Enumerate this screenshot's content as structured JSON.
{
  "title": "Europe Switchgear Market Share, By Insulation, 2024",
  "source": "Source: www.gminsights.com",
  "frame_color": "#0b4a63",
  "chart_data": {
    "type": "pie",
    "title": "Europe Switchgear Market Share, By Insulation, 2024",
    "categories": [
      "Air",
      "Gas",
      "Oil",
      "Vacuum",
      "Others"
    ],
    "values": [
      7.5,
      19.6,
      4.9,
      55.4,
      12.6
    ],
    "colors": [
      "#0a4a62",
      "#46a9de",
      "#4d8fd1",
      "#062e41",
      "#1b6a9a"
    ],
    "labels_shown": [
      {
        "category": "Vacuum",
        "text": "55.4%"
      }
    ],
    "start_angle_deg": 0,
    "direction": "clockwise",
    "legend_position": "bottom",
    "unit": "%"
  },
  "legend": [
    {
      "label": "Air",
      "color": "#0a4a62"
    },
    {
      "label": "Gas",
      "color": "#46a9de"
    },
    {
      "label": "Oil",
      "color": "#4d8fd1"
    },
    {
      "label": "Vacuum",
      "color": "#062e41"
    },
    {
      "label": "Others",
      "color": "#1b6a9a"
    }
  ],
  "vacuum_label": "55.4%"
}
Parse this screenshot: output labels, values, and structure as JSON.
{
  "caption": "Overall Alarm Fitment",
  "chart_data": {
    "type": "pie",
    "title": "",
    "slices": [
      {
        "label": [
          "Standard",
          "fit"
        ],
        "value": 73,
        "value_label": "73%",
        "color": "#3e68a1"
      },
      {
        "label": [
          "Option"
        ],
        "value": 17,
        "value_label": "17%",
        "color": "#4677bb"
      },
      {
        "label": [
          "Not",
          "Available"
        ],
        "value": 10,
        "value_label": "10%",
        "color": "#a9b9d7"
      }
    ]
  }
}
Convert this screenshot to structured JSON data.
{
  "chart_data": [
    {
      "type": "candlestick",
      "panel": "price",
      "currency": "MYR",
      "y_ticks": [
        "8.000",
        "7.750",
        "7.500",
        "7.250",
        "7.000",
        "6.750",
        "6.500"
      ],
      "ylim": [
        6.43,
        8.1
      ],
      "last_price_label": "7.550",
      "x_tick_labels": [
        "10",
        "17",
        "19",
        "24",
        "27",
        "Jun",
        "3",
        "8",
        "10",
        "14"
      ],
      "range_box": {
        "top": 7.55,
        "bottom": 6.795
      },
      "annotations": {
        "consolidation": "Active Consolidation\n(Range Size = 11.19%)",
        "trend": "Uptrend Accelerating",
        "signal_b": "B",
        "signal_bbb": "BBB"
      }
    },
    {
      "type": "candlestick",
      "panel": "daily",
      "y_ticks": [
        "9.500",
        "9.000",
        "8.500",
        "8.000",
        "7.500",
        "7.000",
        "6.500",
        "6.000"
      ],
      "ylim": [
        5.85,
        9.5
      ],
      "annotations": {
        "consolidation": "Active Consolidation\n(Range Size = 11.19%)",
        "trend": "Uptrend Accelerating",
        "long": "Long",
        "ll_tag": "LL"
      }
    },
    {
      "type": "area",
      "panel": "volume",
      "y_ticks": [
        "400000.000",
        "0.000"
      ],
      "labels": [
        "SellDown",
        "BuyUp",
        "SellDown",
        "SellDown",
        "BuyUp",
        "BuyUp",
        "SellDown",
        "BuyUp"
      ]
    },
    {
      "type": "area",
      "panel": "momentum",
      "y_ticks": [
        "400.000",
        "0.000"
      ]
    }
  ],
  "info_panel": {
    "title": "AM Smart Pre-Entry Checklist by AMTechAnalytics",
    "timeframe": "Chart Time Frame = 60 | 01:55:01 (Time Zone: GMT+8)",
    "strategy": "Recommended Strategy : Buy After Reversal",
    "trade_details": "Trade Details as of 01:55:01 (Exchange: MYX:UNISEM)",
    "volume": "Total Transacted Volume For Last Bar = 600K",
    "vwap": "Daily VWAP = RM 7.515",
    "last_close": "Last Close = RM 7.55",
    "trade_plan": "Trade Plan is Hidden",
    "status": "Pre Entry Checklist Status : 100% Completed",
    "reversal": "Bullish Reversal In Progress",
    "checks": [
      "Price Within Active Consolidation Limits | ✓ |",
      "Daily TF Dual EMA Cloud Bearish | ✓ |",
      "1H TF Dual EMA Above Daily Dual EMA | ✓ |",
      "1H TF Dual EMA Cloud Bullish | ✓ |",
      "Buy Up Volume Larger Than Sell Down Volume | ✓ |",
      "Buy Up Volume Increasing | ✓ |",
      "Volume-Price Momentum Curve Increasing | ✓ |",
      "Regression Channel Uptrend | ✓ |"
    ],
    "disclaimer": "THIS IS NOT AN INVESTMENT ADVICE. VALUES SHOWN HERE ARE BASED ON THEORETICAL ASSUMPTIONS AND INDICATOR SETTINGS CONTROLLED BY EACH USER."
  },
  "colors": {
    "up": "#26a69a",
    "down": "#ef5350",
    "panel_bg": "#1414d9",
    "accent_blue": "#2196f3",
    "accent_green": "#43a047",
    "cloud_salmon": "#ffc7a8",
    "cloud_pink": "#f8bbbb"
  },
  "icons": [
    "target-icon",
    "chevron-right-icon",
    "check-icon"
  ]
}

— Written instruction —
Make an exact copy of every line in the data.

— Response to the task —
Enumerate this screenshot's content as structured JSON.
{
  "title": "Europe Switchgear Market Share, By Insulation, 2024",
  "source": "Source: www.gminsights.com",
  "frame_color": "#0b4a63",
  "chart_data": {
    "type": "pie",
    "title": "Europe Switchgear Market Share, By Insulation, 2024",
    "categories": [
      "Air",
      "Gas",
      "Oil",
      "Vacuum",
      "Others"
    ],
    "values": [
      7.5,
      19.6,
      4.9,
      55.4,
      12.6
    ],
    "colors": [
      "#0a4a62",
      "#46a9de",
      "#4d8fd1",
      "#062e41",
      "#1b6a9a"
    ],
    "labels_shown": [
      {
        "category": "Vacuum",
        "text": "55.4%"
      }
    ],
    "start_angle_deg": 0,
    "direction": "clockwise",
    "legend_position": "bottom",
    "unit": "%"
  },
  "legend": [
    {
      "label": "Air",
      "color": "#0a4a62"
    },
    {
      "label": "Gas",
      "color": "#46a9de"
    },
    {
      "label": "Oil",
      "color": "#4d8fd1"
    },
    {
      "label": "Vacuum",
      "color": "#062e41"
    },
    {
      "label": "Others",
      "color": "#1b6a9a"
    }
  ],
  "vacuum_label": "55.4%"
}
Parse this screenshot: output labels, values, and structure as JSON.
{
  "caption": "Overall Alarm Fitment",
  "chart_data": {
    "type": "pie",
    "title": "",
    "slices": [
      {
        "label": [
          "Standard",
          "fit"
        ],
        "value": 73,
        "value_label": "73%",
        "color": "#3e68a1"
      },
      {
        "label": [
          "Option"
        ],
        "value": 17,
        "value_label": "17%",
        "color": "#4677bb"
      },
      {
        "label": [
          "Not",
          "Available"
        ],
        "value": 10,
        "value_label": "10%",
        "color": "#a9b9d7"
      }
    ]
  }
}
Convert this screenshot to structured JSON data.
{
  "chart_data": [
    {
      "type": "candlestick",
      "panel": "price",
      "currency": "MYR",
      "y_ticks": [
        "8.000",
        "7.750",
        "7.500",
        "7.250",
        "7.000",
        "6.750",
        "6.500"
      ],
      "ylim": [
        6.43,
        8.1
      ],
      "last_price_label": "7.550",
      "x_tick_labels": [
        "10",
        "17",
        "19",
        "24",
        "27",
        "Jun",
        "3",
        "8",
        "10",
        "14"
      ],
      "range_box": {
        "top": 7.55,
        "bottom": 6.795
      },
      "annotations": {
        "consolidation": "Active Consolidation\n(Range Size = 11.19%)",
        "trend": "Uptrend Accelerating",
        "signal_b": "B",
        "signal_bbb": "BBB"
      }
    },
    {
      "type": "candlestick",
      "panel": "daily",
      "y_ticks": [
        "9.500",
        "9.000",
        "8.500",
        "8.000",
        "7.500",
        "7.000",
        "6.500",
        "6.000"
      ],
      "ylim": [
        5.85,
        9.5
      ],
      "annotations": {
        "consolidation": "Active Consolidation\n(Range Size = 11.19%)",
        "trend": "Uptrend Accelerating",
        "long": "Long",
        "ll_tag": "LL"
      }
    },
    {
      "type": "area",
      "panel": "volume",
      "y_ticks": [
        "400000.000",
        "0.000"
      ],
      "labels": [
        "SellDown",
        "BuyUp",
        "SellDown",
        "SellDown",
        "BuyUp",
        "BuyUp",
        "SellDown",
        "BuyUp"
      ]
    },
    {
      "type": "area",
      "panel": "momentum",
      "y_ticks": [
        "400.000",
        "0.000"
      ]
    }
  ],
  "info_panel": {
    "title": "AM Smart Pre-Entry Checklist by AMTechAnalytics",
    "timeframe": "Chart Time Frame = 60 | 01:55:01 (Time Zone: GMT+8)",
    "strategy": "Recommended Strategy : Buy After Reversal",
    "trade_details": "Trade Details as of 01:55:01 (Exchange: MYX:UNISEM)",
    "volume": "Total Transacted Volume For Last Bar = 600K",
    "vwap": "Daily VWAP = RM 7.515",
    "last_close": "Last Close = RM 7.55",
    "trade_plan": "Trade Plan is Hidden",
    "status": "Pre Entry Checklist Status : 100% Completed",
    "reversal": "Bullish Reversal In Progress",
    "checks": [
      "Price Within Active Consolidation Limits | ✓ |",
      "Daily TF Dual EMA Cloud Bearish | ✓ |",
      "1H TF Dual EMA Above Daily Dual EMA | ✓ |",
      "1H TF Dual EMA Cloud Bullish | ✓ |",
      "Buy Up Volume Larger Than Sell Down Volume | ✓ |",
      "Buy Up Volume Increasing | ✓ |",
      "Volume-Price Momentum Curve Increasing | ✓ |",
      "Regression Channel Uptrend | ✓ |"
    ],
    "disclaimer": "THIS IS NOT AN INVESTMENT ADVICE. VALUES SHOWN HERE ARE BASED ON THEORETICAL ASSUMPTIONS AND INDICATOR SETTINGS CONTROLLED BY EACH USER."
  },
  "colors": {
    "up": "#26a69a",
    "down": "#ef5350",
    "panel_bg": "#1414d9",
    "accent_blue": "#2196f3",
    "accent_green": "#43a047",
    "cloud_salmon": "#ffc7a8",
    "cloud_pink": "#f8bbbb"
  },
  "icons": [
    "target-icon",
    "chevron-right-icon",
    "check-icon"
  ]
}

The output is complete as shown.